EXERCISE DESCRIPTION: Copy everything in the court order from "United States District Court, Central" down to "et al., Defendants.", swapping "SPARC" for "ACORN" each time it appears.

EXTRACT PROVIDED:
────────────────
United States District Court, Central District of Illinois
May 25, 2023
22-3193- JES-JEH (C.D. Ill. May. 25, 2023)

Opinion

22-3193- JES-JEH

05-25-2023

LUKE BRYANT, Plaintiff, v. SPARC, et al., Defendants.


ORDER AND OPINION

JAMES E. SHADID UNITED STATES DISTRICT JUDGE

Plaintiff has filed a two count complaint against Defendants SPARC, Steve Nardulli, Mary Trask, John Howerter, and Greg O'Connor, alleging violations of Title VII and the Illinois Human Rights Act. Defendants have filed a Motion to [Partially] Dismiss, asserting that the Count II allegations against Defendants Nardulli, Trask, Howerter, and O'Connor, fail to state a claim under Fed.R.Civ.P. 12(b)(6). (Doc. 11). Plaintiff has filed a Memorandum in Opposition (Doc. 12). For the reasons indicated herein, Defendants' [Partial] Motion to Dismiss is GRANTED.

BACKGROUND

SPARC is a not-for-profit organization in Springfield, Illinois, servicing individuals with intellectual and developmental disabilities. Plaintiff was formerly employed as the SPARC Director of Programs and Services, and alleges he was involuntarily terminated on July 28, 2021. Defendants Nardulli, Trask, and Howerter, were SPARC board members who were allegedly “personally involved” in Plaintiff's termination. (Doc. 1 at 2). At the times relevant to the complaint, O'Connor was the SPARC CEO and allegedly “made sexual advances and sexually harassed multiple employees,” including Plaintiff.

Plaintiff claims that he reported O'Connor's misconduct to the SPARC Vocational Director and to the Director of Human Resources. When the Director of Human Resources reported this to O'Connor, he allegedly began taking retaliatory action against Plaintiff. These actions included stripping Plaintiff of his job duties, demoting him, and moving him to a different job location. (Doc. 1 at 3). Plaintiff pleads that Defendant Nardulli, who was tasked with investigating the complaint, was partisan and seemed more intent on building a case against Plaintiff than investigating the complaint against O'Connor.

On July 6, 2021, Plaintiff filed a Charge with the Illinois Department of Human Rights (“IDHR”) and the Equal Employment Opportunity Commission (“EEOC”), alleging retaliation by SPARC, O'Connor, and Nardulli. On July 28, 2021, SPARC terminated Plaintiff's employment, and on November 11, 2021, Plaintiff filed a second charge with IDHR and the EEOC. There, he asserted that SPARC, Nardulli, Trask, and Howerter had terminated him in retaliation for his complaint and earlier filing.
────────────────
Element region listings:
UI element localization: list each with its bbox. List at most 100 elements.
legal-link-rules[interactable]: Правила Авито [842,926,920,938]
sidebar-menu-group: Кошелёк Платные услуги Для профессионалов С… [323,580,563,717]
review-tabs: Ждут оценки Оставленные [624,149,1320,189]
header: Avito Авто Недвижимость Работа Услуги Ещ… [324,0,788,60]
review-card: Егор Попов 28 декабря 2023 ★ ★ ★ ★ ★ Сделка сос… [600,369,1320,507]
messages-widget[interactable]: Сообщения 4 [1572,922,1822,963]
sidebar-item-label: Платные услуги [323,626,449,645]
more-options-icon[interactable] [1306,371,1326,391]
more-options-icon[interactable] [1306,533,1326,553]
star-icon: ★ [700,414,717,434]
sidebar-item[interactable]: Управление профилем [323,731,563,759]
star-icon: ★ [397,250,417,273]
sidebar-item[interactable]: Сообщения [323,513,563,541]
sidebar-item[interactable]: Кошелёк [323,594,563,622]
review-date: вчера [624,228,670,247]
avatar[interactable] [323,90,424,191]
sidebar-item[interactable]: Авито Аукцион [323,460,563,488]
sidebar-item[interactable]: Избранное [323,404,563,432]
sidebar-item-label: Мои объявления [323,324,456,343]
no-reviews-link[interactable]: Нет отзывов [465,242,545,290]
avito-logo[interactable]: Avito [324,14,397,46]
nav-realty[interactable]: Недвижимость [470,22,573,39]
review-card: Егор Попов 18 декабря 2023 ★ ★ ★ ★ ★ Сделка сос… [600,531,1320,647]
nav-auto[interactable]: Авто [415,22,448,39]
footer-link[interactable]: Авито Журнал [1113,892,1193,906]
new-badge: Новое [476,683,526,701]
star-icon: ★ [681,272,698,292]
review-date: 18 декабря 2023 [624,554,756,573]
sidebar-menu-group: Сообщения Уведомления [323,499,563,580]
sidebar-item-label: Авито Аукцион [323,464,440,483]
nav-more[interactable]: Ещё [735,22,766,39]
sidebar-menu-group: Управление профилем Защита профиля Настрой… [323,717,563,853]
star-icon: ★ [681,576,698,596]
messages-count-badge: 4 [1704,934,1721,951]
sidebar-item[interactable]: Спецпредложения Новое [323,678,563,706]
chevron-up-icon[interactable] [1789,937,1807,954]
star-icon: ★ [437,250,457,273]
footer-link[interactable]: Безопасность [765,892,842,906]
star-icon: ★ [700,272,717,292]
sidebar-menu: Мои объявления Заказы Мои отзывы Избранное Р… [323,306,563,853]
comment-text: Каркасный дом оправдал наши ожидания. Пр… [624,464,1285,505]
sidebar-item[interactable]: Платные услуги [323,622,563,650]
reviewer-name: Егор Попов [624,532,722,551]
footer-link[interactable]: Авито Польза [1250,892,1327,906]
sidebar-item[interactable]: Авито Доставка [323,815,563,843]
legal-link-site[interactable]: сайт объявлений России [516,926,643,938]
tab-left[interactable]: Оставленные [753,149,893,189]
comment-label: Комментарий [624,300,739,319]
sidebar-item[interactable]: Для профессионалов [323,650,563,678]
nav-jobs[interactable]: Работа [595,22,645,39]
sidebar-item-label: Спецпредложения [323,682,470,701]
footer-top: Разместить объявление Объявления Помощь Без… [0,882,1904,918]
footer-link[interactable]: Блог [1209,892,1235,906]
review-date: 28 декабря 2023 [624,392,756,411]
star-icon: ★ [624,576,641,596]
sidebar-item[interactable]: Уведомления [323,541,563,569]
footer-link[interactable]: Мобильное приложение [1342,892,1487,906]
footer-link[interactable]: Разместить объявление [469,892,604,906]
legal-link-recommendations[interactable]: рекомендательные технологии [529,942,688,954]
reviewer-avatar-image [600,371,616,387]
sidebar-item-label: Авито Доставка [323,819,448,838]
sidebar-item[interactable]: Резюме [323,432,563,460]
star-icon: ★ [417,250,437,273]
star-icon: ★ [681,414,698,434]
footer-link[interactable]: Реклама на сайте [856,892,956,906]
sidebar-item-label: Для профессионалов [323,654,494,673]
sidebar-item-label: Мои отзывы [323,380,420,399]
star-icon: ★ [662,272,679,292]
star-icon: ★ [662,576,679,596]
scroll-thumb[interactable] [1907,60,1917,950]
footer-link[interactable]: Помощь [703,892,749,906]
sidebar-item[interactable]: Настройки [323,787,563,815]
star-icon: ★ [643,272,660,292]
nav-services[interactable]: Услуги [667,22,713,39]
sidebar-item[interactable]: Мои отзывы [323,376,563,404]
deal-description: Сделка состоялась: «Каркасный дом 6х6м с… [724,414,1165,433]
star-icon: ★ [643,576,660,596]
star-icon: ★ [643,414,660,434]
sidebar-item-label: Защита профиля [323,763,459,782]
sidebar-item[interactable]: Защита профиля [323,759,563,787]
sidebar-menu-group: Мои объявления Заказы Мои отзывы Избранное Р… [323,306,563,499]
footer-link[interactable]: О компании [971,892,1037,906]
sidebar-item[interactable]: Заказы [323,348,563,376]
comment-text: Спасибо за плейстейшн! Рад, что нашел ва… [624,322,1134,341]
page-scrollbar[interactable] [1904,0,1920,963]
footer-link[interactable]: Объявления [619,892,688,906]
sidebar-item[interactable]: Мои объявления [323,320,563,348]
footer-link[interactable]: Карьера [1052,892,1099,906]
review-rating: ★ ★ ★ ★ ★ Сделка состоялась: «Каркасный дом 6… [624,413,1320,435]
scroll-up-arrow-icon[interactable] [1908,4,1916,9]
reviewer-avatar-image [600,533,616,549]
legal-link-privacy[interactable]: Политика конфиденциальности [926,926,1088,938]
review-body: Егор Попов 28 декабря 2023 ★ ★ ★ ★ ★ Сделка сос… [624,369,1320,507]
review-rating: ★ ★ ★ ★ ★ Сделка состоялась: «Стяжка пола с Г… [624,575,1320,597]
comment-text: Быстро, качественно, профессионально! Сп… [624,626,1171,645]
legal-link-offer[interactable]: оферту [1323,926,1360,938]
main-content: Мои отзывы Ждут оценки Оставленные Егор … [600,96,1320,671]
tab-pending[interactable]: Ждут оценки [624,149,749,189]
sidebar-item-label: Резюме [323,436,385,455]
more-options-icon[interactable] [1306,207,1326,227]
────────────────
EXERCISE ANSWER:
United States District Court, Central District of Illinois
May 25, 2023
22-3193- JES-JEH (C.D. Ill. May. 25, 2023)

Opinion

22-3193- JES-JEH

05-25-2023

LUKE BRYANT, Plaintiff, v. ACORN, et al., Defendants.